Repeat the records in full and exactly, omitting pictures.

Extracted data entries
══════

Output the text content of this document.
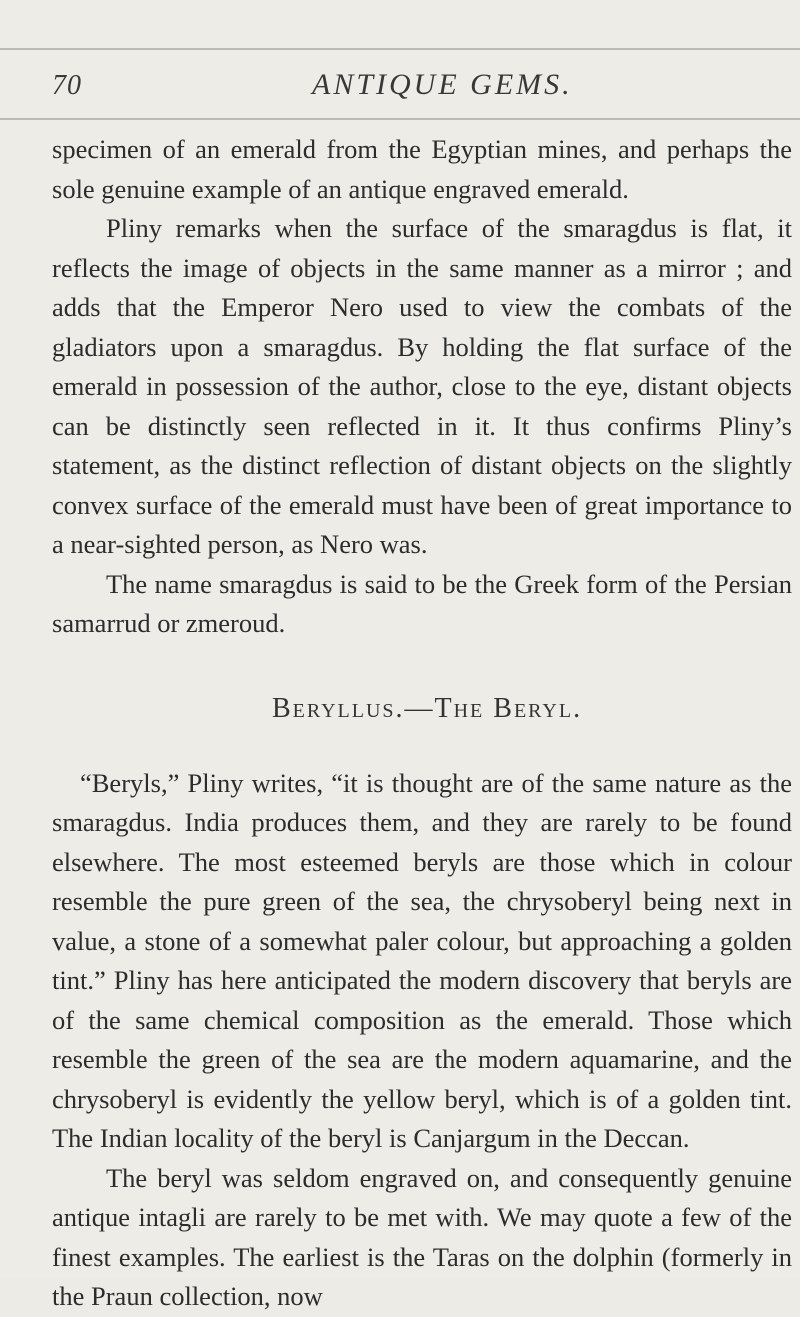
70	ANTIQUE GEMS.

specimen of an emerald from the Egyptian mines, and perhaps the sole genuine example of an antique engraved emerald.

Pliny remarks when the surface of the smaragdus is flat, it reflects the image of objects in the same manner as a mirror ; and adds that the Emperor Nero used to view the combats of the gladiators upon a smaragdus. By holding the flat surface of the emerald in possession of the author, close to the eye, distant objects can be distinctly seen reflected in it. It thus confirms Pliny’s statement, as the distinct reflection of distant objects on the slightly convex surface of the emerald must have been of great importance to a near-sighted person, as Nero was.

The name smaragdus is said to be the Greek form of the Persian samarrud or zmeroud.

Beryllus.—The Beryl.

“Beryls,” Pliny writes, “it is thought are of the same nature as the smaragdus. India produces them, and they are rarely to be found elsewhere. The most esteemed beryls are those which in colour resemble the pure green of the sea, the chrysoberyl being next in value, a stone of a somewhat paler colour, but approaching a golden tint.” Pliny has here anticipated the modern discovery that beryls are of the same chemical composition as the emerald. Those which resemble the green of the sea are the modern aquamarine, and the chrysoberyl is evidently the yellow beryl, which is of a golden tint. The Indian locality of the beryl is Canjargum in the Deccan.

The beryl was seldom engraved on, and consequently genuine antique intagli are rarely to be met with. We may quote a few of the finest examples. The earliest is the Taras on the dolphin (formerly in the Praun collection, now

══════

* [Task output]
Output the text content of this document.
70	ANTIQUE GEMS.

specimen of an emerald from the Egyptian mines, and perhaps the sole genuine example of an antique engraved emerald.

Pliny remarks when the surface of the smaragdus is flat, it reflects the image of objects in the same manner as a mirror ; and adds that the Emperor Nero used to view the combats of the gladiators upon a smaragdus. By holding the flat surface of the emerald in possession of the author, close to the eye, distant objects can be distinctly seen reflected in it. It thus confirms Pliny’s statement, as the distinct reflection of distant objects on the slightly convex surface of the emerald must have been of great importance to a near-sighted person, as Nero was.

The name smaragdus is said to be the Greek form of the Persian samarrud or zmeroud.

Beryllus.—The Beryl.

“Beryls,” Pliny writes, “it is thought are of the same nature as the smaragdus. India produces them, and they are rarely to be found elsewhere. The most esteemed beryls are those which in colour resemble the pure green of the sea, the chrysoberyl being next in value, a stone of a somewhat paler colour, but approaching a golden tint.” Pliny has here anticipated the modern discovery that beryls are of the same chemical composition as the emerald. Those which resemble the green of the sea are the modern aquamarine, and the chrysoberyl is evidently the yellow beryl, which is of a golden tint. The Indian locality of the beryl is Canjargum in the Deccan.

The beryl was seldom engraved on, and consequently genuine antique intagli are rarely to be met with. We may quote a few of the finest examples. The earliest is the Taras on the dolphin (formerly in the Praun collection, now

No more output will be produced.